- **Texto proporcionado**
---

Pero los mandamases, habitantes de despacho y dueños, incluso los periodistas, siguen siendo mayoritariamente blancos… y heterosexuales, aunque en este sesgo pensamos mucho menos a menudo. El blanco acaba representando el poder político, la moral oficialista, la racionalidad o el progreso mientras que el blanco, o en otro lugares el gitano, representa lo sensual, lo artístico y, en un perverso giro de este pensamiento, cierto nivel de patología cultural. ¿Y el gay? En algunos terrenos, con el deporte a la cabeza, es el último de la fila, un tabú del que nadie se libra o un cliché del que nadie se preocupa. Los insultos en los estadios valen como ejemplo obvio.
La sociedad occidental, por influencia de lo estadounidense, ha sido siempre muy sensible a la diferenciación blanco/negro. Todo lo avanzado en ese terreno es el espejo en el que se tiene que mirar la carrera por la normalización de la condición sexual, un asunto necesario porque su negación implica desigualdad. Y la desigualdad es injusticia y la injusticia es el arma de ese maldito odio que infecta las mentes ignorantes. La lucha por una sociedad en la que se celebre la diferencia desde la igualdad ha llegado a nuevos terrenos pero es una historia tan vieja como conocida. Y en Estados Unidos, recuerdo, la esclavitud fue abolida hace menos de doscientos años y su sombra se extiende hasta nuestros días. El Ku Klux Klan, que siguió a la Guerra de Secesión, no es precisamente una institución medieval en un país en el que muchos se frotaron los ojos cuando un negro, Barack Obama, llegó a Presidente. Era 2008.

---

- **Ejercicio A**
Según el texto, ¿en qué año llegó Barack Obama a Presidente?
- **Ejercicio B**
Copia del texto todo lo que va desde "Pero los mandamases, habitantes" hasta "como ejemplo obvio.".
Los registros proceden de una fuente distinta al texto.

- **Registros del conjunto de datos**
---

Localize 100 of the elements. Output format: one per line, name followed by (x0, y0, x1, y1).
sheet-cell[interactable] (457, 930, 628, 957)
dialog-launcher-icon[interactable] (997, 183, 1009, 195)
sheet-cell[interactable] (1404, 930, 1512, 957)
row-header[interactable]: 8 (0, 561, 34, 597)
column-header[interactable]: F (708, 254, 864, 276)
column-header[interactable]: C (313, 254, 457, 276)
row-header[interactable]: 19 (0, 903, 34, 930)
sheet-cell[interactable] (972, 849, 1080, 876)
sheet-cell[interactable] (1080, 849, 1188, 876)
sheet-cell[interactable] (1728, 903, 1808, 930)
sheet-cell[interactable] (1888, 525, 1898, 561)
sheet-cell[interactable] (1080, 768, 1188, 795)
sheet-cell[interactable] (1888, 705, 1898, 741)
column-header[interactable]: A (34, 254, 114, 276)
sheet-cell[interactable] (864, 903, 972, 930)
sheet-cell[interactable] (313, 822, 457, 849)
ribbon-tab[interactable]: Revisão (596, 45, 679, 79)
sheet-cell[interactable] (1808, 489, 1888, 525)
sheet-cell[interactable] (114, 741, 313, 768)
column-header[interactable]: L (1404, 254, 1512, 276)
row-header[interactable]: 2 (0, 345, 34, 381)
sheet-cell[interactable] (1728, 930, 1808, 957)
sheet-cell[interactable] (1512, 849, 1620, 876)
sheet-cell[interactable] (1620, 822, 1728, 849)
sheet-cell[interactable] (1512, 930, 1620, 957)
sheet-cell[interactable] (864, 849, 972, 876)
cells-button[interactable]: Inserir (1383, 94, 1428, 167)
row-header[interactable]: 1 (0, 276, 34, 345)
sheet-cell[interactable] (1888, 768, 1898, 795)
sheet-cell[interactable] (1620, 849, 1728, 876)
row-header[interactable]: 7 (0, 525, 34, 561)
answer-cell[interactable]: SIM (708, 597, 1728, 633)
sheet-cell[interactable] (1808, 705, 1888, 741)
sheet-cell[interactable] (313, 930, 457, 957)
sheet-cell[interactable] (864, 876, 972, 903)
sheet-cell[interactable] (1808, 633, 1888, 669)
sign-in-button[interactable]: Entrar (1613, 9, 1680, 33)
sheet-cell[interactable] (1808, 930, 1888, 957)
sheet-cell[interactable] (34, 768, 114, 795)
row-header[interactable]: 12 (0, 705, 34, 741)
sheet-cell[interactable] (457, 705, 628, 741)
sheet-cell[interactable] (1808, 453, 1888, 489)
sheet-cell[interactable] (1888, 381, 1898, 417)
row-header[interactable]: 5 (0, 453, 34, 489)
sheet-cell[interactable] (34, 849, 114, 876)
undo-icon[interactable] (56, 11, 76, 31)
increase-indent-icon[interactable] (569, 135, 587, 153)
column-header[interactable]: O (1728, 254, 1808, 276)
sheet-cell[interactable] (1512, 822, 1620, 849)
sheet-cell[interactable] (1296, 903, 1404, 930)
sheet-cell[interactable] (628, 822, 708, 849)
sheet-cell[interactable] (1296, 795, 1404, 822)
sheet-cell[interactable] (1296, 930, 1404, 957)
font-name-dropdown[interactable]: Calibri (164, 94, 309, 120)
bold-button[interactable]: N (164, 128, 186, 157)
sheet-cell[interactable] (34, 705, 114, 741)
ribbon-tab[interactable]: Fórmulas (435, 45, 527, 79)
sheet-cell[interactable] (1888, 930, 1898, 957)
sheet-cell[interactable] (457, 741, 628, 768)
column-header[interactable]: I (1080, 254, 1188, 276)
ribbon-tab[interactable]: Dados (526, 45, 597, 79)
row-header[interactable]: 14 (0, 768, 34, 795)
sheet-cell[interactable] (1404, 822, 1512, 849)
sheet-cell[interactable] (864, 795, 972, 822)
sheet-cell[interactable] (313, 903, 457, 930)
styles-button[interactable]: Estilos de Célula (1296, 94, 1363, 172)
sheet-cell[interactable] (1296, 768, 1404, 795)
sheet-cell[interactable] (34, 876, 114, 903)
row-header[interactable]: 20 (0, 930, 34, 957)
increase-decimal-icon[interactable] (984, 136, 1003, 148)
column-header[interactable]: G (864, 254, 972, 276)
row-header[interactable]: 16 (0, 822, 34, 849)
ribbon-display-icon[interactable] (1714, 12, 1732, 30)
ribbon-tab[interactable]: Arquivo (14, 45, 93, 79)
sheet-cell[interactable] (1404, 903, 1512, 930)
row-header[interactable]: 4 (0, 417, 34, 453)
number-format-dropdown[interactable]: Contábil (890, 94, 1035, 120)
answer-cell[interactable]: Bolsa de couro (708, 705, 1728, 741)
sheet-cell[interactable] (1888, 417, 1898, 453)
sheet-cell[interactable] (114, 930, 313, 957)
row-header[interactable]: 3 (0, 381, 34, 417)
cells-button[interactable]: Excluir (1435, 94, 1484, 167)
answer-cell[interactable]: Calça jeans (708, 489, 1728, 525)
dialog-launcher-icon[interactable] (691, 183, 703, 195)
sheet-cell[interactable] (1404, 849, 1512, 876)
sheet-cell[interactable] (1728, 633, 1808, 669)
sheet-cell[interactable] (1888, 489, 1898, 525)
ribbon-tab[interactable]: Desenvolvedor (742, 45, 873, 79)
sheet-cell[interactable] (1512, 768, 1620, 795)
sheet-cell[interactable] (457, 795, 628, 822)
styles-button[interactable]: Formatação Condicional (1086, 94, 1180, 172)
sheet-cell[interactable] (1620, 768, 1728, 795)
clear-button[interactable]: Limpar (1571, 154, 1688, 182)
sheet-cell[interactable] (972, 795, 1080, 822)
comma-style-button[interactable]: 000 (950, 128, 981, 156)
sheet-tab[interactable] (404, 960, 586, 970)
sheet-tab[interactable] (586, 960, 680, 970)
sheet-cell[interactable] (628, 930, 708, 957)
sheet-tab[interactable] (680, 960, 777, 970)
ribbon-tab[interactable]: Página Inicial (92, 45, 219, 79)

---

- **Tu respuesta A**
En 2008.

- **Tu respuesta B**
Pero los mandamases, habitantes de despacho y dueños, incluso los periodistas, siguen siendo mayoritariamente blancos… y heterosexuales, aunque en este sesgo pensamos mucho menos a menudo. El blanco acaba representando el poder político, la moral oficialista, la racionalidad o el progreso mientras que el blanco, o en otro lugares el gitano, representa lo sensual, lo artístico y, en un perverso giro de este pensamiento, cierto nivel de patología cultural. ¿Y el gay? En algunos terrenos, con el deporte a la cabeza, es el último de la fila, un tabú del que nadie se libra o un cliché del que nadie se preocupa. Los insultos en los estadios valen como ejemplo obvio.